■ **GIVEN PROBLEM**: Give every line from the entries that contains "pressure".

■ **GIVEN DATA**:

----

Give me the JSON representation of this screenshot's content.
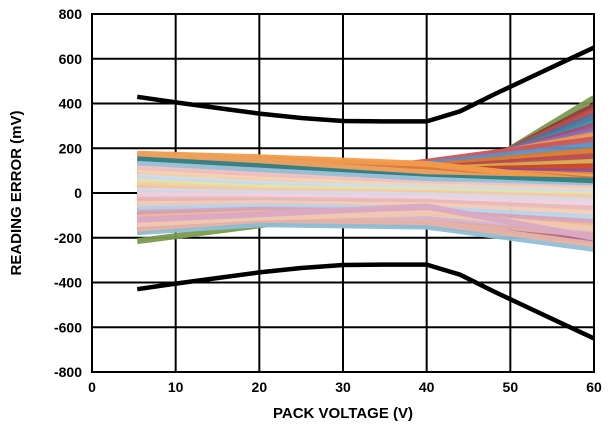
{
  "chart_data": {
    "type": "line",
    "title": "",
    "xlabel": "PACK VOLTAGE (V)",
    "ylabel": "READING ERROR (mV)",
    "xlim": [
      0,
      60
    ],
    "ylim": [
      -800,
      800
    ],
    "x_ticks": [
      0,
      10,
      20,
      30,
      40,
      50,
      60
    ],
    "y_ticks": [
      800,
      600,
      400,
      200,
      0,
      -200,
      -400,
      -600,
      -800
    ],
    "x_tick_labels": [
      "0",
      "10",
      "20",
      "30",
      "40",
      "50",
      "60"
    ],
    "y_tick_labels": [
      "800",
      "600",
      "400",
      "200",
      "0",
      "-200",
      "-400",
      "-600",
      "-800"
    ],
    "grid": true,
    "limit_color": "#000000",
    "limit_series": [
      {
        "x": [
          5.4,
          10,
          15,
          20,
          25,
          30,
          35,
          40,
          44,
          48,
          52,
          56,
          60
        ],
        "values": [
          430,
          405,
          380,
          355,
          335,
          322,
          320,
          320,
          365,
          440,
          510,
          580,
          650
        ]
      },
      {
        "x": [
          5.4,
          10,
          15,
          20,
          25,
          30,
          35,
          40,
          44,
          48,
          52,
          56,
          60
        ],
        "values": [
          -430,
          -405,
          -380,
          -355,
          -335,
          -322,
          -320,
          -320,
          -365,
          -440,
          -510,
          -580,
          -650
        ]
      }
    ],
    "device_series": [
      {
        "x": [
          5.4,
          20,
          40,
          60
        ],
        "values": [
          -215,
          -145,
          -30,
          425
        ],
        "color": "#7a9a4e"
      },
      {
        "x": [
          5.4,
          20,
          40,
          60
        ],
        "values": [
          -170,
          -100,
          0,
          390
        ],
        "color": "#8a3a3a"
      },
      {
        "x": [
          5.4,
          20,
          40,
          60
        ],
        "values": [
          -140,
          -70,
          20,
          370
        ],
        "color": "#c04b43"
      },
      {
        "x": [
          5.4,
          20,
          40,
          60
        ],
        "values": [
          -120,
          -60,
          40,
          345
        ],
        "color": "#4f6f9a"
      },
      {
        "x": [
          5.4,
          20,
          40,
          60
        ],
        "values": [
          -100,
          -30,
          60,
          320
        ],
        "color": "#3d8aa0"
      },
      {
        "x": [
          5.4,
          20,
          40,
          60
        ],
        "values": [
          -80,
          -10,
          80,
          300
        ],
        "color": "#a64d79"
      },
      {
        "x": [
          5.4,
          20,
          40,
          60
        ],
        "values": [
          -60,
          10,
          100,
          280
        ],
        "color": "#8c6bb1"
      },
      {
        "x": [
          5.4,
          20,
          40,
          60
        ],
        "values": [
          -40,
          30,
          120,
          260
        ],
        "color": "#e89a52"
      },
      {
        "x": [
          5.4,
          20,
          40,
          60
        ],
        "values": [
          -20,
          50,
          140,
          240
        ],
        "color": "#c9565a"
      },
      {
        "x": [
          5.4,
          20,
          40,
          60
        ],
        "values": [
          0,
          60,
          130,
          215
        ],
        "color": "#5e8fc4"
      },
      {
        "x": [
          5.4,
          20,
          40,
          60
        ],
        "values": [
          20,
          70,
          120,
          190
        ],
        "color": "#d9782d"
      },
      {
        "x": [
          5.4,
          20,
          40,
          60
        ],
        "values": [
          40,
          80,
          110,
          165
        ],
        "color": "#b7484b"
      },
      {
        "x": [
          5.4,
          20,
          40,
          60
        ],
        "values": [
          60,
          90,
          105,
          140
        ],
        "color": "#d4a94f"
      },
      {
        "x": [
          5.4,
          20,
          40,
          60
        ],
        "values": [
          80,
          95,
          100,
          120
        ],
        "color": "#cc4125"
      },
      {
        "x": [
          5.4,
          20,
          40,
          60
        ],
        "values": [
          100,
          110,
          100,
          95
        ],
        "color": "#8e4b8e"
      },
      {
        "x": [
          5.4,
          20,
          40,
          60
        ],
        "values": [
          120,
          125,
          100,
          80
        ],
        "color": "#e6883a"
      },
      {
        "x": [
          5.4,
          20,
          40,
          60
        ],
        "values": [
          140,
          140,
          110,
          70
        ],
        "color": "#f0a35b"
      },
      {
        "x": [
          5.4,
          20,
          40,
          60
        ],
        "values": [
          160,
          150,
          120,
          60
        ],
        "color": "#d9763c"
      },
      {
        "x": [
          5.4,
          20,
          40,
          60
        ],
        "values": [
          175,
          160,
          130,
          50
        ],
        "color": "#f29b4b"
      },
      {
        "x": [
          5.4,
          20,
          40,
          60
        ],
        "values": [
          165,
          145,
          90,
          40
        ],
        "color": "#e9a05f"
      },
      {
        "x": [
          5.4,
          20,
          40,
          60
        ],
        "values": [
          150,
          120,
          70,
          55
        ],
        "color": "#2e7f86"
      },
      {
        "x": [
          5.4,
          20,
          40,
          60
        ],
        "values": [
          130,
          100,
          60,
          30
        ],
        "color": "#9bc3d9"
      },
      {
        "x": [
          5.4,
          20,
          40,
          60
        ],
        "values": [
          110,
          80,
          40,
          20
        ],
        "color": "#f2c4c4"
      },
      {
        "x": [
          5.4,
          20,
          40,
          60
        ],
        "values": [
          90,
          60,
          30,
          10
        ],
        "color": "#f6d5b3"
      },
      {
        "x": [
          5.4,
          20,
          40,
          60
        ],
        "values": [
          70,
          40,
          20,
          0
        ],
        "color": "#c9dff0"
      },
      {
        "x": [
          5.4,
          20,
          40,
          60
        ],
        "values": [
          50,
          25,
          10,
          -10
        ],
        "color": "#e7e1a8"
      },
      {
        "x": [
          5.4,
          20,
          40,
          60
        ],
        "values": [
          30,
          10,
          0,
          -20
        ],
        "color": "#f4c9a6"
      },
      {
        "x": [
          5.4,
          20,
          40,
          60
        ],
        "values": [
          10,
          0,
          -10,
          -35
        ],
        "color": "#d8d8e8"
      },
      {
        "x": [
          5.4,
          20,
          40,
          60
        ],
        "values": [
          -10,
          -15,
          -25,
          -50
        ],
        "color": "#f1d1de"
      },
      {
        "x": [
          5.4,
          20,
          40,
          60
        ],
        "values": [
          -30,
          -30,
          -40,
          -70
        ],
        "color": "#e8b8b8"
      },
      {
        "x": [
          5.4,
          20,
          40,
          60
        ],
        "values": [
          -50,
          -45,
          -55,
          -90
        ],
        "color": "#f3cdb6"
      },
      {
        "x": [
          5.4,
          20,
          40,
          60
        ],
        "values": [
          -70,
          -60,
          -70,
          -110
        ],
        "color": "#b9d3ec"
      },
      {
        "x": [
          5.4,
          20,
          40,
          60
        ],
        "values": [
          -90,
          -75,
          -85,
          -130
        ],
        "color": "#d7a3b5"
      },
      {
        "x": [
          5.4,
          20,
          40,
          60
        ],
        "values": [
          -110,
          -90,
          -100,
          -150
        ],
        "color": "#f6b995"
      },
      {
        "x": [
          5.4,
          20,
          40,
          60
        ],
        "values": [
          -130,
          -105,
          -115,
          -170
        ],
        "color": "#cfb6da"
      },
      {
        "x": [
          5.4,
          20,
          40,
          60
        ],
        "values": [
          -150,
          -120,
          -130,
          -190
        ],
        "color": "#e0a9a4"
      },
      {
        "x": [
          5.4,
          20,
          40,
          60
        ],
        "values": [
          -165,
          -130,
          -145,
          -215
        ],
        "color": "#b06a88"
      },
      {
        "x": [
          5.4,
          20,
          40,
          60
        ],
        "values": [
          -175,
          -140,
          -150,
          -250
        ],
        "color": "#8fbfd4"
      },
      {
        "x": [
          5.4,
          20,
          40,
          60
        ],
        "values": [
          -160,
          -120,
          -130,
          -230
        ],
        "color": "#e7b3a8"
      },
      {
        "x": [
          5.4,
          20,
          40,
          60
        ],
        "values": [
          -140,
          -110,
          -90,
          -160
        ],
        "color": "#f0c8b0"
      },
      {
        "x": [
          5.4,
          20,
          40,
          60
        ],
        "values": [
          -120,
          -95,
          -60,
          -200
        ],
        "color": "#d9a9c4"
      }
    ]
  }
}
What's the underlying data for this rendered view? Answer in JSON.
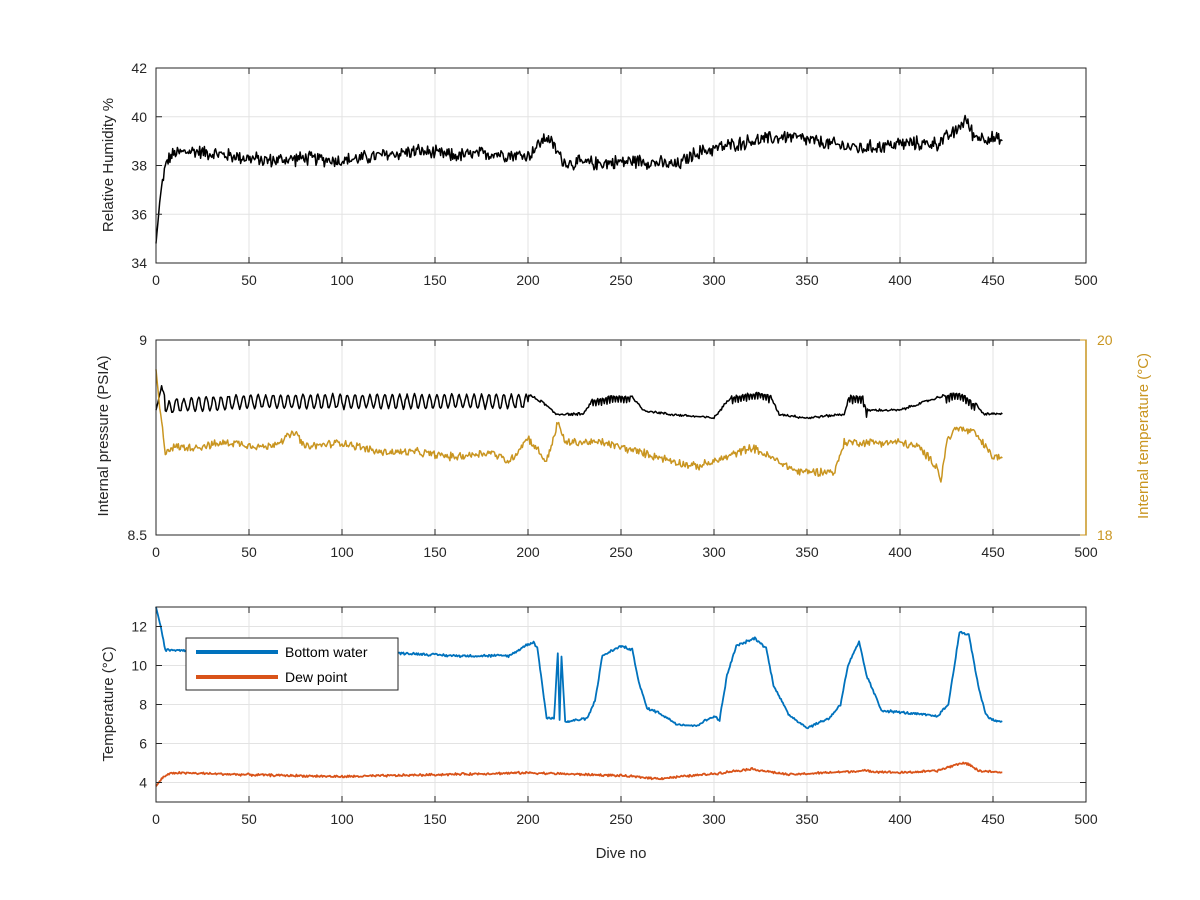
{
  "chart_data": [
    {
      "type": "line",
      "id": "humidity",
      "title": "",
      "xlabel": "",
      "ylabel": "Relative Humidity %",
      "xlim": [
        0,
        500
      ],
      "ylim": [
        34,
        42
      ],
      "xticks": [
        0,
        50,
        100,
        150,
        200,
        250,
        300,
        350,
        400,
        450,
        500
      ],
      "yticks": [
        34,
        36,
        38,
        40,
        42
      ],
      "grid": true,
      "series": [
        {
          "color": "#000000",
          "noise": 0.35,
          "x": [
            0,
            2,
            4,
            6,
            10,
            20,
            40,
            60,
            80,
            100,
            120,
            140,
            160,
            180,
            200,
            210,
            220,
            240,
            260,
            280,
            290,
            300,
            320,
            340,
            360,
            380,
            400,
            420,
            430,
            435,
            440,
            450,
            455
          ],
          "y": [
            34.8,
            36.5,
            37.6,
            38.2,
            38.5,
            38.6,
            38.4,
            38.2,
            38.3,
            38.2,
            38.4,
            38.6,
            38.4,
            38.5,
            38.4,
            39.2,
            38.1,
            38.1,
            38.2,
            38.0,
            38.5,
            38.7,
            39.0,
            39.2,
            38.9,
            38.7,
            38.9,
            38.9,
            39.4,
            39.9,
            39.2,
            39.1,
            39.0
          ]
        }
      ]
    },
    {
      "type": "line",
      "id": "pressure-temperature",
      "title": "",
      "xlabel": "",
      "ylabel": "Internal pressure (PSIA)",
      "ylabel_right": "Internal temperature (°C)",
      "xlim": [
        0,
        500
      ],
      "ylim": [
        8.5,
        9
      ],
      "ylim_right": [
        18,
        20
      ],
      "xticks": [
        0,
        50,
        100,
        150,
        200,
        250,
        300,
        350,
        400,
        450,
        500
      ],
      "yticks": [
        8.5,
        9
      ],
      "yticks_right": [
        18,
        20
      ],
      "grid": true,
      "series": [
        {
          "axis": "left",
          "color": "#000000",
          "noise": 0.004,
          "osc": [
            [
              5,
              200,
              0.035,
              4
            ],
            [
              235,
              255,
              0.02,
              1.5
            ],
            [
              310,
              330,
              0.02,
              1.5
            ],
            [
              373,
              382,
              0.02,
              1.5
            ],
            [
              425,
              440,
              0.02,
              1.5
            ]
          ],
          "x": [
            0,
            3,
            6,
            10,
            50,
            100,
            150,
            190,
            200,
            208,
            215,
            230,
            235,
            245,
            255,
            262,
            275,
            300,
            310,
            325,
            330,
            335,
            350,
            370,
            373,
            380,
            382,
            400,
            425,
            430,
            435,
            440,
            445,
            455
          ],
          "y": [
            8.82,
            8.88,
            8.84,
            8.85,
            8.86,
            8.86,
            8.86,
            8.86,
            8.86,
            8.84,
            8.81,
            8.81,
            8.85,
            8.86,
            8.86,
            8.82,
            8.81,
            8.8,
            8.86,
            8.87,
            8.86,
            8.81,
            8.8,
            8.81,
            8.86,
            8.86,
            8.82,
            8.82,
            8.86,
            8.87,
            8.86,
            8.84,
            8.81,
            8.81
          ]
        },
        {
          "axis": "right",
          "color": "#C99520",
          "noise": 0.05,
          "x": [
            0,
            2,
            5,
            8,
            20,
            40,
            60,
            75,
            80,
            100,
            120,
            140,
            160,
            180,
            190,
            200,
            210,
            216,
            220,
            240,
            260,
            270,
            290,
            300,
            320,
            330,
            345,
            350,
            360,
            365,
            370,
            380,
            400,
            410,
            420,
            422,
            425,
            430,
            440,
            450,
            455
          ],
          "y": [
            19.7,
            19.3,
            18.85,
            18.9,
            18.9,
            18.95,
            18.9,
            19.05,
            18.9,
            18.95,
            18.85,
            18.85,
            18.8,
            18.85,
            18.75,
            19.0,
            18.75,
            19.15,
            18.95,
            18.95,
            18.85,
            18.8,
            18.7,
            18.75,
            18.9,
            18.8,
            18.65,
            18.65,
            18.65,
            18.65,
            18.95,
            18.95,
            18.95,
            18.9,
            18.7,
            18.55,
            18.95,
            19.1,
            19.05,
            18.8,
            18.8
          ]
        }
      ]
    },
    {
      "type": "line",
      "id": "temperature",
      "title": "",
      "xlabel": "Dive no",
      "ylabel": "Temperature (°C)",
      "xlim": [
        0,
        500
      ],
      "ylim": [
        3,
        13
      ],
      "xticks": [
        0,
        50,
        100,
        150,
        200,
        250,
        300,
        350,
        400,
        450,
        500
      ],
      "yticks": [
        4,
        6,
        8,
        10,
        12
      ],
      "grid": true,
      "legend": {
        "position": "top-left",
        "entries": [
          "Bottom water",
          "Dew point"
        ]
      },
      "series": [
        {
          "name": "Bottom water",
          "color": "#0072BD",
          "noise": 0.08,
          "x": [
            0,
            2,
            5,
            8,
            20,
            60,
            100,
            140,
            160,
            190,
            200,
            203,
            205,
            207,
            210,
            214,
            216,
            217,
            218,
            220,
            232,
            236,
            240,
            250,
            256,
            260,
            264,
            270,
            280,
            290,
            300,
            303,
            307,
            312,
            322,
            328,
            332,
            340,
            350,
            362,
            368,
            372,
            378,
            382,
            390,
            400,
            420,
            426,
            432,
            437,
            442,
            446,
            450,
            455
          ],
          "y": [
            13.0,
            12.2,
            10.8,
            10.8,
            10.8,
            10.8,
            10.7,
            10.6,
            10.5,
            10.5,
            11.1,
            11.2,
            10.9,
            9.5,
            7.3,
            7.3,
            10.6,
            7.2,
            10.5,
            7.1,
            7.3,
            8.2,
            10.5,
            11.0,
            10.8,
            9.0,
            7.8,
            7.6,
            7.0,
            6.9,
            7.4,
            7.2,
            9.5,
            11.0,
            11.4,
            10.9,
            9.0,
            7.5,
            6.8,
            7.3,
            8.0,
            10.0,
            11.2,
            9.5,
            7.7,
            7.6,
            7.4,
            8.0,
            11.7,
            11.6,
            9.0,
            7.5,
            7.2,
            7.1
          ]
        },
        {
          "name": "Dew point",
          "color": "#D95319",
          "noise": 0.07,
          "x": [
            0,
            3,
            6,
            10,
            50,
            100,
            150,
            200,
            250,
            270,
            300,
            320,
            340,
            380,
            400,
            420,
            433,
            438,
            442,
            455
          ],
          "y": [
            3.8,
            4.2,
            4.4,
            4.5,
            4.4,
            4.3,
            4.4,
            4.5,
            4.35,
            4.2,
            4.45,
            4.7,
            4.4,
            4.6,
            4.5,
            4.6,
            5.0,
            4.9,
            4.6,
            4.5
          ]
        }
      ]
    }
  ]
}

----

■ **COMPLETED TASK**:
      "id": "pressure-temperature",
      "ylabel": "Internal pressure (PSIA)",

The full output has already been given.